In the listing below, locate the lines bearing the word "универсал". Copy every one of them.

Collected data entries:
# # # # # # #

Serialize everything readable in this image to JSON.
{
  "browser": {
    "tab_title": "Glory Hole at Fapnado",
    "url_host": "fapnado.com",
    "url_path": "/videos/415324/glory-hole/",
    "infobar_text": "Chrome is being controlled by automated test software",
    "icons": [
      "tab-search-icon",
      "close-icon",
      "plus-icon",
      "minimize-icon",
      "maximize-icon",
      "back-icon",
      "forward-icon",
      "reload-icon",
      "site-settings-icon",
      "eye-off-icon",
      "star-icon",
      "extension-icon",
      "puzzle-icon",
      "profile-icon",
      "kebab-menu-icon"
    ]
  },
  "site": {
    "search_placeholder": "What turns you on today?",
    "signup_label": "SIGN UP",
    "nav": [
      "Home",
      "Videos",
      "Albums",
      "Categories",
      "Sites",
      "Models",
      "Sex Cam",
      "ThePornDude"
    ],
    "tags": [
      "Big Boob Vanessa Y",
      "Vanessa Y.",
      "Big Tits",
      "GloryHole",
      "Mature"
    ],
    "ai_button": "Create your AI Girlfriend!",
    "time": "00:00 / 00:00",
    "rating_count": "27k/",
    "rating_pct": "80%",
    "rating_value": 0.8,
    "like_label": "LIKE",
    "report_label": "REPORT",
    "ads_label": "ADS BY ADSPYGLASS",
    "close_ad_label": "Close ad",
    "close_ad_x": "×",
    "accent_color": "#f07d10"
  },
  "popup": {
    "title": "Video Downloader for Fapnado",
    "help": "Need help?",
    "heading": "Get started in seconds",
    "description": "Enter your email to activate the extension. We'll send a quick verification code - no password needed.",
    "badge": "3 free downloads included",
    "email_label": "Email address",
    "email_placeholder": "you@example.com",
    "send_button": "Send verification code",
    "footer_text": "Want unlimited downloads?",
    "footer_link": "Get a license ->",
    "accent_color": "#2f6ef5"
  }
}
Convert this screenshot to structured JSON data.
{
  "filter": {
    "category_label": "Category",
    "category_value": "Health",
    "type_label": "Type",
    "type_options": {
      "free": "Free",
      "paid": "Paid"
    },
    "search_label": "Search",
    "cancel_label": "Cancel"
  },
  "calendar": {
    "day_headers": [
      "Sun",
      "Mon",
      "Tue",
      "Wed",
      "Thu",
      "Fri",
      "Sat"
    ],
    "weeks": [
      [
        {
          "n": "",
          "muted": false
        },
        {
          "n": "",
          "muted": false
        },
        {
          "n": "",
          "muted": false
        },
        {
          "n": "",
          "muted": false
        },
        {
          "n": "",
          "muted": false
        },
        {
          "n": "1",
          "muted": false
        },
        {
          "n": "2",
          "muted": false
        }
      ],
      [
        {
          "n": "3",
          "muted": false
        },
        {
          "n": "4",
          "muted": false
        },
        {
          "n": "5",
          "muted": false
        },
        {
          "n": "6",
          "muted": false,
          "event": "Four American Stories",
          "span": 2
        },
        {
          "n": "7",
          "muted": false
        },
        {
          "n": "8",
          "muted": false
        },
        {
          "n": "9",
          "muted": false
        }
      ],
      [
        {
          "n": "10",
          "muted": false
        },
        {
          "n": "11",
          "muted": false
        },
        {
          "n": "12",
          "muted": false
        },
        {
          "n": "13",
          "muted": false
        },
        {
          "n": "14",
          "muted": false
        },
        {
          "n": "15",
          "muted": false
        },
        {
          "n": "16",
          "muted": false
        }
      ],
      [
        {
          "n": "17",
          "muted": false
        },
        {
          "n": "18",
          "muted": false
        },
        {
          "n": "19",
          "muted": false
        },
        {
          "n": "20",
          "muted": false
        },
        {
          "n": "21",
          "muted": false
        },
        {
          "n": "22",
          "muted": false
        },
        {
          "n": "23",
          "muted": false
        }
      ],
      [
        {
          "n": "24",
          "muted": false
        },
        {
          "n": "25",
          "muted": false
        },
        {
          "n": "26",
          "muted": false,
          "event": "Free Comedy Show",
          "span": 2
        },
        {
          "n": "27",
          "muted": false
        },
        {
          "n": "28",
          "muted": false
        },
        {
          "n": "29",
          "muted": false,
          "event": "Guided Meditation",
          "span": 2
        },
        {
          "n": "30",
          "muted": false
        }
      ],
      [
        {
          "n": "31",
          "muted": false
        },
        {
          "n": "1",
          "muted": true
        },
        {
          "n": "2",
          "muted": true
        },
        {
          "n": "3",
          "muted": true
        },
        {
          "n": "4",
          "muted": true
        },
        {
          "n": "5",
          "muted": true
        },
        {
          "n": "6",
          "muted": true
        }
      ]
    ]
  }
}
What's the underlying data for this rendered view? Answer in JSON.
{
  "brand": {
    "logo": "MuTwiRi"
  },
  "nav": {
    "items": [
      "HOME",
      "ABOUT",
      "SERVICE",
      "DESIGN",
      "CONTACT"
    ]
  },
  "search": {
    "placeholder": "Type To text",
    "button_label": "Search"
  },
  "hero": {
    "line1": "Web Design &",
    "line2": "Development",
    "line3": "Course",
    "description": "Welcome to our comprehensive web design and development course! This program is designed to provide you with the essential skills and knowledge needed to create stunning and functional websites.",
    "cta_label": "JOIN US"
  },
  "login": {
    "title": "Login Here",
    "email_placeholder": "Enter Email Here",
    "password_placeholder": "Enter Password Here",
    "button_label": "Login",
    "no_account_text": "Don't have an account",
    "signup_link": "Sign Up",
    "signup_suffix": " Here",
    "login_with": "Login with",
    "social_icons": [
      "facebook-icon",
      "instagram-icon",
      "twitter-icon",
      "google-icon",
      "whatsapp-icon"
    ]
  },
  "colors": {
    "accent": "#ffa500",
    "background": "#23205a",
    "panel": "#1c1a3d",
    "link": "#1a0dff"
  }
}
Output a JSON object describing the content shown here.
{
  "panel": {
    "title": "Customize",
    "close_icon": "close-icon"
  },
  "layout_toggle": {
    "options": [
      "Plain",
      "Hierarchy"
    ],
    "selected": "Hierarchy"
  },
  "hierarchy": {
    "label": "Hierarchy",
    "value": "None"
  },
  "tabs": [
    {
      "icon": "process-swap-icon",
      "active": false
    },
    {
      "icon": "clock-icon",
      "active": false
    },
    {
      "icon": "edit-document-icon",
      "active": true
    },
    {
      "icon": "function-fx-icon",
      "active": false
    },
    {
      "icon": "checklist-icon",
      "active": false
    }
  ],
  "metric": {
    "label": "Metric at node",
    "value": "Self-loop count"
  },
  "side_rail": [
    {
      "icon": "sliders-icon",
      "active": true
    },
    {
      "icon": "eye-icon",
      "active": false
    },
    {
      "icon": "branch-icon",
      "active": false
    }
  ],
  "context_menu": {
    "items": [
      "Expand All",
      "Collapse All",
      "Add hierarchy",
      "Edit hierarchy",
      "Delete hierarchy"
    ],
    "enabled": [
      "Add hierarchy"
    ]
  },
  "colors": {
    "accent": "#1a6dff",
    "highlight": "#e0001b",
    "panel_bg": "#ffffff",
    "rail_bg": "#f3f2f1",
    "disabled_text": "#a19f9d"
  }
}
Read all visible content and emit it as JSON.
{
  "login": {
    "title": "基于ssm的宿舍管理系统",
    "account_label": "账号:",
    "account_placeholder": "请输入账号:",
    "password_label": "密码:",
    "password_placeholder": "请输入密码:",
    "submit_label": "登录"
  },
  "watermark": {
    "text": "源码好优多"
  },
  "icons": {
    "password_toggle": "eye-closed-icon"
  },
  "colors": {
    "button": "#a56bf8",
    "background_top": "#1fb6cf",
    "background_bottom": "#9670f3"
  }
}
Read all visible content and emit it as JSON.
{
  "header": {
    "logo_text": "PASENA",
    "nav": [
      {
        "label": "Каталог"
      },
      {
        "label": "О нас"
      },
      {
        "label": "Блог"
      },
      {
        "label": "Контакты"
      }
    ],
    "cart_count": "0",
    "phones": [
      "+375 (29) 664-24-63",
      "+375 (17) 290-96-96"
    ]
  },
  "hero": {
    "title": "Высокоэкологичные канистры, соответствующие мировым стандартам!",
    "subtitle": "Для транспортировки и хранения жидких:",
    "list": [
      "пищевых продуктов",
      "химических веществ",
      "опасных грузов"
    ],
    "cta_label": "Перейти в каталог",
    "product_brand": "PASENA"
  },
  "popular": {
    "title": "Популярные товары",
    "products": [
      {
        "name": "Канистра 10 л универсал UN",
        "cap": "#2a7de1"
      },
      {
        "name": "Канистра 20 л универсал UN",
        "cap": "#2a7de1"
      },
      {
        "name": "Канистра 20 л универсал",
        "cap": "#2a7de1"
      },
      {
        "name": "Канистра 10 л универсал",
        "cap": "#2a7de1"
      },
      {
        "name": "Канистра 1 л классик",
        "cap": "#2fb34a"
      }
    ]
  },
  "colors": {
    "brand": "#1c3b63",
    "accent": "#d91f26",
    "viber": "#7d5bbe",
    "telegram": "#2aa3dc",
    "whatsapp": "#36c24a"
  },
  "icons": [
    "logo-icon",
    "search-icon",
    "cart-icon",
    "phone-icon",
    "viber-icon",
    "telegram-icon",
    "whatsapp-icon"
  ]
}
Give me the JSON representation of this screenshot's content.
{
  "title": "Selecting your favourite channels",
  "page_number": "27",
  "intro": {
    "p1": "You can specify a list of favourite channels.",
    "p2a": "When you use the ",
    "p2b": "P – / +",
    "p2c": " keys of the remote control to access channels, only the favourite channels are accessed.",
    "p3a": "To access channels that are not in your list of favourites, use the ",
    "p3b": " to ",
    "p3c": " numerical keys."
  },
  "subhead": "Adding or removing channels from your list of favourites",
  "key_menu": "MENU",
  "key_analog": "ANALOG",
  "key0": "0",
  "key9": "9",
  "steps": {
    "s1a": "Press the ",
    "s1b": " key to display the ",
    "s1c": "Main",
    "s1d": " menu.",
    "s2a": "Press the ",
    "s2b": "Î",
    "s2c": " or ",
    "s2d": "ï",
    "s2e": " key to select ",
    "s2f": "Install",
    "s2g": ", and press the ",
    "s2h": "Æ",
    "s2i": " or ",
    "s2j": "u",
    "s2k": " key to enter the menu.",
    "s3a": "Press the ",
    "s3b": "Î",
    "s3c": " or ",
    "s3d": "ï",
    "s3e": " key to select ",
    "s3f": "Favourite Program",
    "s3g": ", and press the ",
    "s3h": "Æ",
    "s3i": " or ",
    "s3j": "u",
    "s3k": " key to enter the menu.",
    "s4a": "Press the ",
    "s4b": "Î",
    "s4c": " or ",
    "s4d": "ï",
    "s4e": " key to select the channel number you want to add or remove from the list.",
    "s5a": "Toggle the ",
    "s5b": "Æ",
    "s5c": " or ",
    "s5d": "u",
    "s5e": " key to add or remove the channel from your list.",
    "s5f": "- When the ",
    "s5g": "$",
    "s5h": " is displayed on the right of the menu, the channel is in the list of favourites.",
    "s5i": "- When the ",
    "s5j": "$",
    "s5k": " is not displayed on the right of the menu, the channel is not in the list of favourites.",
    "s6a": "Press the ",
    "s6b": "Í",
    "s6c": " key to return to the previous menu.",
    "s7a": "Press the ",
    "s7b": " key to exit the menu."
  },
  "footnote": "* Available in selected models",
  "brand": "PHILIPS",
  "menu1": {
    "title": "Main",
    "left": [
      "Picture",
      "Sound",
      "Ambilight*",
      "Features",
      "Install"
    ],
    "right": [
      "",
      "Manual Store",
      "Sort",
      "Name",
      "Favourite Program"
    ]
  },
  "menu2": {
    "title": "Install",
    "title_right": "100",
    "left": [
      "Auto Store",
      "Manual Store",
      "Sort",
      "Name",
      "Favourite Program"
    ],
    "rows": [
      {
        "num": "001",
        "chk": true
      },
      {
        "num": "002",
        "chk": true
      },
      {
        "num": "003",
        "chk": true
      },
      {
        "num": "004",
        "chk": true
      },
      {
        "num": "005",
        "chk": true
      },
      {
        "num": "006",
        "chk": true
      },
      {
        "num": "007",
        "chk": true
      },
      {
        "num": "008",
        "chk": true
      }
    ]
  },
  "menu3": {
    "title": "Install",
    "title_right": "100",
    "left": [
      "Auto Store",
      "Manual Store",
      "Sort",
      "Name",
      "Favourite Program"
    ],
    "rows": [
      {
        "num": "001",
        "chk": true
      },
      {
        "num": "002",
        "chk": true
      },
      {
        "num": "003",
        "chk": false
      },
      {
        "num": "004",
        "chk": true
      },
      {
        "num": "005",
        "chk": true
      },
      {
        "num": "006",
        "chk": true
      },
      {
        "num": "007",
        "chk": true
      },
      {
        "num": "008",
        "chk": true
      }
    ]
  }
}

# # # # # # #

Worked solution:
        "name": "Канистра 10 л универсал UN",
        "name": "Канистра 20 л универсал UN",
        "name": "Канистра 20 л универсал",
        "name": "Канистра 10 л универсал",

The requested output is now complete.